Tally the lines that hold the string "ylabel", and reply with the count alone.
━━━ RECORD EXTRACTS
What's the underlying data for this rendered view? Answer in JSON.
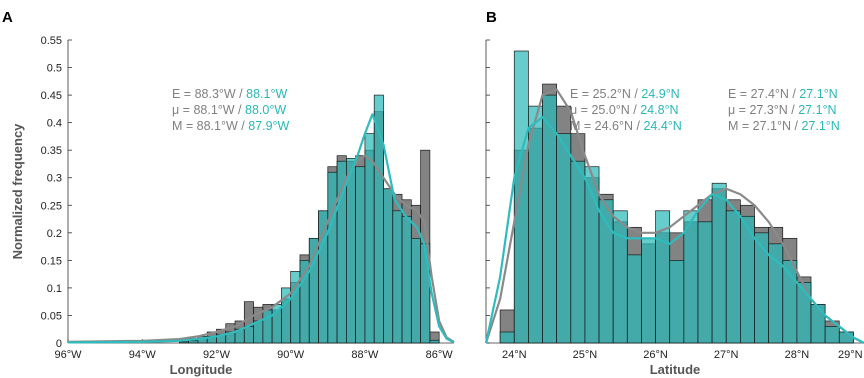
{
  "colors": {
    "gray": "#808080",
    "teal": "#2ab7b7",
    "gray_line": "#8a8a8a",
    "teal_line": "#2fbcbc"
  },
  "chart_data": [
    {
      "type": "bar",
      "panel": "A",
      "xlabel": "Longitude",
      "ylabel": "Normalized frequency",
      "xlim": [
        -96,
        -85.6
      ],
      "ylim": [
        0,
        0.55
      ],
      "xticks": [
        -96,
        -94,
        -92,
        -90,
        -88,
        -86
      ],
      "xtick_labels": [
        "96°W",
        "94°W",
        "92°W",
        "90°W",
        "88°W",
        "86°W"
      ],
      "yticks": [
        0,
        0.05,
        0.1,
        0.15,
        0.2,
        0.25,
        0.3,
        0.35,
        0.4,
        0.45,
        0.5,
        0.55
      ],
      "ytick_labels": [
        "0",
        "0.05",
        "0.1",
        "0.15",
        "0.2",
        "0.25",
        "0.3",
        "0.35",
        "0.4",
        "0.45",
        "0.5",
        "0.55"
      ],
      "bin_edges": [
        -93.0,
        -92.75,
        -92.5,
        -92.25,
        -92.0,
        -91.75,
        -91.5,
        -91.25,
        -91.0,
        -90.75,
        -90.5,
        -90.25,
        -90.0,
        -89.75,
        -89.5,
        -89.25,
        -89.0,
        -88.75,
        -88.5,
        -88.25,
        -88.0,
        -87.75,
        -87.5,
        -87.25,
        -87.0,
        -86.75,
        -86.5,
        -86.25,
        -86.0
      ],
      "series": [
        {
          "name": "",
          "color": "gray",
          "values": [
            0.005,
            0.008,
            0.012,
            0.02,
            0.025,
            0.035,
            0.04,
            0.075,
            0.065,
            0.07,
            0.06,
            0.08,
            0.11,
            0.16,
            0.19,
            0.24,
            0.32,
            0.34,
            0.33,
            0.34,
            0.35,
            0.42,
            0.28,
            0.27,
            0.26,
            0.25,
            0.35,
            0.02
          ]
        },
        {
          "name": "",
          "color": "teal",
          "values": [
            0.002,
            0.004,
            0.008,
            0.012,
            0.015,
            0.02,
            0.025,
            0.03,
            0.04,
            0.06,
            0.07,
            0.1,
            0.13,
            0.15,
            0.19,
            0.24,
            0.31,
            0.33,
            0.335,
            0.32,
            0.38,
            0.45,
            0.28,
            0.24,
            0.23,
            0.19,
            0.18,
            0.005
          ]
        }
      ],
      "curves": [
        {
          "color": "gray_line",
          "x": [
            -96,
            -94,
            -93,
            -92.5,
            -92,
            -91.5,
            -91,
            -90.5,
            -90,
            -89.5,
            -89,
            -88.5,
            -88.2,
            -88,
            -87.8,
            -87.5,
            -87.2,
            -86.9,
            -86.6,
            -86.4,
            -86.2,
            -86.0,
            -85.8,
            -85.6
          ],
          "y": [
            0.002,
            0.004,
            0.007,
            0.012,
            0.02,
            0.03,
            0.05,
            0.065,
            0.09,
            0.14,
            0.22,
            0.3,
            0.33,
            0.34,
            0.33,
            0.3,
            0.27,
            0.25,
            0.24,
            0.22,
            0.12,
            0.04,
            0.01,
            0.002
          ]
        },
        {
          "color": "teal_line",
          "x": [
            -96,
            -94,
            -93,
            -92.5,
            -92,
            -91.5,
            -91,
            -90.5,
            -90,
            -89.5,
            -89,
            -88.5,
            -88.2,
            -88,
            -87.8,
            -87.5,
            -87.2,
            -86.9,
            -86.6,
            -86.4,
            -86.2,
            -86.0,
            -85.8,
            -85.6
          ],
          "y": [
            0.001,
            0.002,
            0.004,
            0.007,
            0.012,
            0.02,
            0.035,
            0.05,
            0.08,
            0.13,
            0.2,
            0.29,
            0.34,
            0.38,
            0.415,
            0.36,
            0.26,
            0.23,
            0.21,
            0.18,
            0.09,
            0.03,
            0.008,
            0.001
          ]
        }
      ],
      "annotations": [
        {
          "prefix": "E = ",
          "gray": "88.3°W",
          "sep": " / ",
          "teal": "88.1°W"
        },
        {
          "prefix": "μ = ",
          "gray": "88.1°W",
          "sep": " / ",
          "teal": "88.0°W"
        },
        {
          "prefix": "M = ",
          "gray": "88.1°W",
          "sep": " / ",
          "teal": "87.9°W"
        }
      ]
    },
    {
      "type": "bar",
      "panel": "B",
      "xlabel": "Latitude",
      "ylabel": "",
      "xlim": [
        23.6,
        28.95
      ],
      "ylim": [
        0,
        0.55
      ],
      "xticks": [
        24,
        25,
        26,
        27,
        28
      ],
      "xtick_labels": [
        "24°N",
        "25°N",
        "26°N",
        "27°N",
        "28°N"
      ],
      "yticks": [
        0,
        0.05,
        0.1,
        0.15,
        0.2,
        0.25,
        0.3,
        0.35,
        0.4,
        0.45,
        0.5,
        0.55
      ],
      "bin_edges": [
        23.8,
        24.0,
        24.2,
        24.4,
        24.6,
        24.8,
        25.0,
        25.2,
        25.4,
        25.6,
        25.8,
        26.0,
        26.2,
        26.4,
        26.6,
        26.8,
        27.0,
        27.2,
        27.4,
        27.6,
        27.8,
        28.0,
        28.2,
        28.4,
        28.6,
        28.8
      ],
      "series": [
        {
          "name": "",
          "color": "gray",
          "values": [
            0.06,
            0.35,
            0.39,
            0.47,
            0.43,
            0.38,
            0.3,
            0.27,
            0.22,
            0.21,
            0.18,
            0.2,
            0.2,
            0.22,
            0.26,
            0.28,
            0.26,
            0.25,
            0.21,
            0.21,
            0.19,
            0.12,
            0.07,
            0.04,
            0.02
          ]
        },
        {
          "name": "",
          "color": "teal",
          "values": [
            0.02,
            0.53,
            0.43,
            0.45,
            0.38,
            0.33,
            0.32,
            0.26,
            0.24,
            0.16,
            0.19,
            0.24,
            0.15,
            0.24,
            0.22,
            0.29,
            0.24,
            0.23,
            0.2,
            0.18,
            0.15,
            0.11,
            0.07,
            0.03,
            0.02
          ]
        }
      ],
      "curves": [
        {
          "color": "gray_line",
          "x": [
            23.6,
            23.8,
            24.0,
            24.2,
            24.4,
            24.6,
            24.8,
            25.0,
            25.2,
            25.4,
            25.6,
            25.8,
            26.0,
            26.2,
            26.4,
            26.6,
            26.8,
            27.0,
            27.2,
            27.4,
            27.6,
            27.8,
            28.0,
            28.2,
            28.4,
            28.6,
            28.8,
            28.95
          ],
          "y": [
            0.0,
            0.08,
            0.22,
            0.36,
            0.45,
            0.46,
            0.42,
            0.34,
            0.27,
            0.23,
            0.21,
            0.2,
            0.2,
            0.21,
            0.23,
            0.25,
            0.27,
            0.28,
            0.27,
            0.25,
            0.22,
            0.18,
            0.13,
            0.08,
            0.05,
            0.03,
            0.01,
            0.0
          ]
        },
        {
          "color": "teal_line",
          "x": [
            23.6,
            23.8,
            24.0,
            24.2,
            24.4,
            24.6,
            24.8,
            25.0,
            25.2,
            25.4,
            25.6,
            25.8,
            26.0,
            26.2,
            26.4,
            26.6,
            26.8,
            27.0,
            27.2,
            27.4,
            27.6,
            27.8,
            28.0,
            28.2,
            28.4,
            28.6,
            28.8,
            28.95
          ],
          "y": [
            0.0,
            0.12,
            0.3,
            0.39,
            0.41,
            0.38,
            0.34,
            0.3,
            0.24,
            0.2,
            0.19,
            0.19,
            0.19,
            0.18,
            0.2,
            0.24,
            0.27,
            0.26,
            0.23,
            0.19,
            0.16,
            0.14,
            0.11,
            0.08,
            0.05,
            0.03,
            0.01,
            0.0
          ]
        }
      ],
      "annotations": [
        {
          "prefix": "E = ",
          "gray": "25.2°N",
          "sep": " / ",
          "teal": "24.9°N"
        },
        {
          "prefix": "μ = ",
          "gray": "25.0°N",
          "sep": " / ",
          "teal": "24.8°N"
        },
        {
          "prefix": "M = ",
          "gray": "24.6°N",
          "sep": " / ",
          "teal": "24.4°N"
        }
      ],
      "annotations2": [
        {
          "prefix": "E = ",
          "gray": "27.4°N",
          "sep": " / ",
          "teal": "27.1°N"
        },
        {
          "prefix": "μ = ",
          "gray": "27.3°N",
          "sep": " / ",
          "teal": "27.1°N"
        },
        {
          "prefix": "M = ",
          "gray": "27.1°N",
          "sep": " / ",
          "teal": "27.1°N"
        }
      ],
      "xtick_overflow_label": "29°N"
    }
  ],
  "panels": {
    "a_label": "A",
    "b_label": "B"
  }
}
━━━━━━
━━━ RECORD EXTRACTS
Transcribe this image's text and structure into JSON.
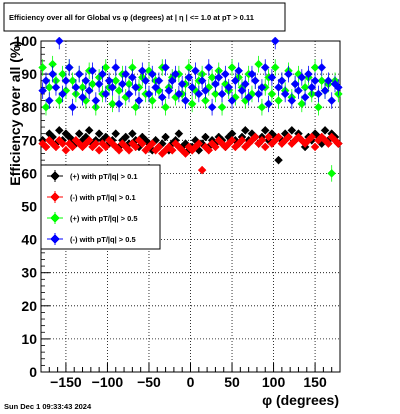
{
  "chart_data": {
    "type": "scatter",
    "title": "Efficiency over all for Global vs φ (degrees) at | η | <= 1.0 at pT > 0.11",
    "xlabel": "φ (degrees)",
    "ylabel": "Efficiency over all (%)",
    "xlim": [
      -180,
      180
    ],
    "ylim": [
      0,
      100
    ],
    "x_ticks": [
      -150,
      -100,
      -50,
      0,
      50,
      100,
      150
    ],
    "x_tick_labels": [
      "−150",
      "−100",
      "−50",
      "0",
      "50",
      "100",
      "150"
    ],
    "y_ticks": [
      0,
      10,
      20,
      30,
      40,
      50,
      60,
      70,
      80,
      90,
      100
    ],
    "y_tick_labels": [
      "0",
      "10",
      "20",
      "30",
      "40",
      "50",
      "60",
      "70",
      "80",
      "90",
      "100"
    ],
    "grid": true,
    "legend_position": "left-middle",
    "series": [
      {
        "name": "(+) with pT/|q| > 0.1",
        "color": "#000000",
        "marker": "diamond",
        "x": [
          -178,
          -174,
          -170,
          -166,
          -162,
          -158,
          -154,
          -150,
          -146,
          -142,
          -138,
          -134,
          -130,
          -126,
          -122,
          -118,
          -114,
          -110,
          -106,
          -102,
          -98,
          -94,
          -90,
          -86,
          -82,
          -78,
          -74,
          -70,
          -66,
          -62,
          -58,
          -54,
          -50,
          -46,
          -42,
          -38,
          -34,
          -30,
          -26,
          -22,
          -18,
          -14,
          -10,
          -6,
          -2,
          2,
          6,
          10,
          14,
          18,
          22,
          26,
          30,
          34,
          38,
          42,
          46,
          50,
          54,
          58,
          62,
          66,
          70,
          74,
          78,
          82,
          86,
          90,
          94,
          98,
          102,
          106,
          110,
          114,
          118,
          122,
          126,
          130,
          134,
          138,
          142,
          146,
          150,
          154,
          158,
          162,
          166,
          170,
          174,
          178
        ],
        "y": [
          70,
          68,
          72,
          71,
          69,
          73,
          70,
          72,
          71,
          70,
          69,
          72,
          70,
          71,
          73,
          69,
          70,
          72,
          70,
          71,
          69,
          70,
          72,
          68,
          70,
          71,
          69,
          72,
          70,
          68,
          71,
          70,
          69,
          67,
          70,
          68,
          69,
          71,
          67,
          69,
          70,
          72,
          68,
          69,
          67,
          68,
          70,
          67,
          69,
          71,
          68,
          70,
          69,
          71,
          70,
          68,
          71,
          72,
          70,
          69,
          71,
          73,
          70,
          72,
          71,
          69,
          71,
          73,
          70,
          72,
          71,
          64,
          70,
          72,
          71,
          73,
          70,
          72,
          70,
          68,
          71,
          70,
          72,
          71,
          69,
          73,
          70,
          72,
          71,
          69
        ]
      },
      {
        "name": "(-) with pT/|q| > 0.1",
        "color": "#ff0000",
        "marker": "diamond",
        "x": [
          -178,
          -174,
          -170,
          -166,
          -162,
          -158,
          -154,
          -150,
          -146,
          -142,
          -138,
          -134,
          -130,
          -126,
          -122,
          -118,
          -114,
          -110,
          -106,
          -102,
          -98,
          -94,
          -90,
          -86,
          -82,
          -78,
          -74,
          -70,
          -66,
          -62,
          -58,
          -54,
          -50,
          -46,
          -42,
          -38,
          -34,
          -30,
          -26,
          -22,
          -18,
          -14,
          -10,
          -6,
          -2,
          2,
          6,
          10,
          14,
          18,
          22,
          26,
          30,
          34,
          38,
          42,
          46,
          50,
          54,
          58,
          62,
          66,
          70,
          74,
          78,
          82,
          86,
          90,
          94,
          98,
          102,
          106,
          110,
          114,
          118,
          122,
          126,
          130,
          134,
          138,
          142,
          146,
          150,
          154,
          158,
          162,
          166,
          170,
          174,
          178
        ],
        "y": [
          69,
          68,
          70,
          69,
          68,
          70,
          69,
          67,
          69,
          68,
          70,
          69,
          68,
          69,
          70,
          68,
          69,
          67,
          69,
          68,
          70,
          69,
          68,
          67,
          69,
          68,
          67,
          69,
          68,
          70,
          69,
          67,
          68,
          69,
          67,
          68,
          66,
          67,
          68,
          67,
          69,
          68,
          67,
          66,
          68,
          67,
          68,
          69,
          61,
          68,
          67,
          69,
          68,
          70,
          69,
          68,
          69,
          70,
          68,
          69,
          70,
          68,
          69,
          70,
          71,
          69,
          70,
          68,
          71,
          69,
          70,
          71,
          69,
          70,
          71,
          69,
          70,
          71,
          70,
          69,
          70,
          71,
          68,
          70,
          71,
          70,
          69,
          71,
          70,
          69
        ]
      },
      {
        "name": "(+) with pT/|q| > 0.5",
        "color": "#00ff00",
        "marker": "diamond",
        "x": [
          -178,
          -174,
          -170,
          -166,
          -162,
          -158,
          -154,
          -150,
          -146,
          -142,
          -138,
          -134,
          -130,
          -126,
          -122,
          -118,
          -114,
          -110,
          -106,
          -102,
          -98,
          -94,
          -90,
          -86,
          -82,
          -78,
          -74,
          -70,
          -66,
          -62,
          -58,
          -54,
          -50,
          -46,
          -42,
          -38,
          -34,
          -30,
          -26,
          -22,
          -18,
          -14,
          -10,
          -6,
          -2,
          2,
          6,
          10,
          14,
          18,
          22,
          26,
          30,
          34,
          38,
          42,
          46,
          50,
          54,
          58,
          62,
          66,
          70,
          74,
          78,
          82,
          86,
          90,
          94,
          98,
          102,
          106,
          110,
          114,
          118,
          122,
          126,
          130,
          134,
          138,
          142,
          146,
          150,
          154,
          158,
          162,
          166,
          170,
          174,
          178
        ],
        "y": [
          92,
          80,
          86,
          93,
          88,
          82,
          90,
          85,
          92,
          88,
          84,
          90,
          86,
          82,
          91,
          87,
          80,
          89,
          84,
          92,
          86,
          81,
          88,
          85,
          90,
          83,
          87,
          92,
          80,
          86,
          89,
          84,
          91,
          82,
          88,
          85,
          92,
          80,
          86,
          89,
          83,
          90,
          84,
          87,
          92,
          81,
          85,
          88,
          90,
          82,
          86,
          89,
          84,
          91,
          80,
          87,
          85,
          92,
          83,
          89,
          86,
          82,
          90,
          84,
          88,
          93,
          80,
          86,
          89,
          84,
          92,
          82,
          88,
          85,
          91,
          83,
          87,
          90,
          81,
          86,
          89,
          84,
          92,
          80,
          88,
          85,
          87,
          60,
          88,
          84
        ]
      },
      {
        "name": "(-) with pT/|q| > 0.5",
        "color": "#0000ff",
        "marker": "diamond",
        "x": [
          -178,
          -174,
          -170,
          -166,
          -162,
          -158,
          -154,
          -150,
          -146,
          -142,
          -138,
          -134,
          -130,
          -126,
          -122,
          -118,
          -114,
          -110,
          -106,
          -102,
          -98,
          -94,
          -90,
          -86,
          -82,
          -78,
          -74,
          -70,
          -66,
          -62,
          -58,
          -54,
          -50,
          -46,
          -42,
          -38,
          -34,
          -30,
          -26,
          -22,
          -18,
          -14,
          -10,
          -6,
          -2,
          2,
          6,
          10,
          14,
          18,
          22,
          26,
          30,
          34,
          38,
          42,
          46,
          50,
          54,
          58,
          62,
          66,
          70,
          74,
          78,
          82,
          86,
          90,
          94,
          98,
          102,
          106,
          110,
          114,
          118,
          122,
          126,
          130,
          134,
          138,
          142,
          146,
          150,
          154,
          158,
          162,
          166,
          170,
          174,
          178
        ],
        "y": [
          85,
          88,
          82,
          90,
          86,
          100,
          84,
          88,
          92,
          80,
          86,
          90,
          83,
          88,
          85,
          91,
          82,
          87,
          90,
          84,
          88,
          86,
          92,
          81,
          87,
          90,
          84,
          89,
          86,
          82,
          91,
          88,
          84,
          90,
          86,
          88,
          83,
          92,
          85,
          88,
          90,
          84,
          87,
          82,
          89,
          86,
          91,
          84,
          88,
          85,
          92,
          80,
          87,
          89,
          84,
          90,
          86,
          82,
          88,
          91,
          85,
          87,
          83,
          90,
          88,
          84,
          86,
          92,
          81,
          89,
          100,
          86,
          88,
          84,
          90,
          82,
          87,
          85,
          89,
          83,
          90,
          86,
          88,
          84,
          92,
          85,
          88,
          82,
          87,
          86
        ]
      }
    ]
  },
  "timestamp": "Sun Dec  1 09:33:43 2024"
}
━━━━━━
FINISHED ANSWER:
3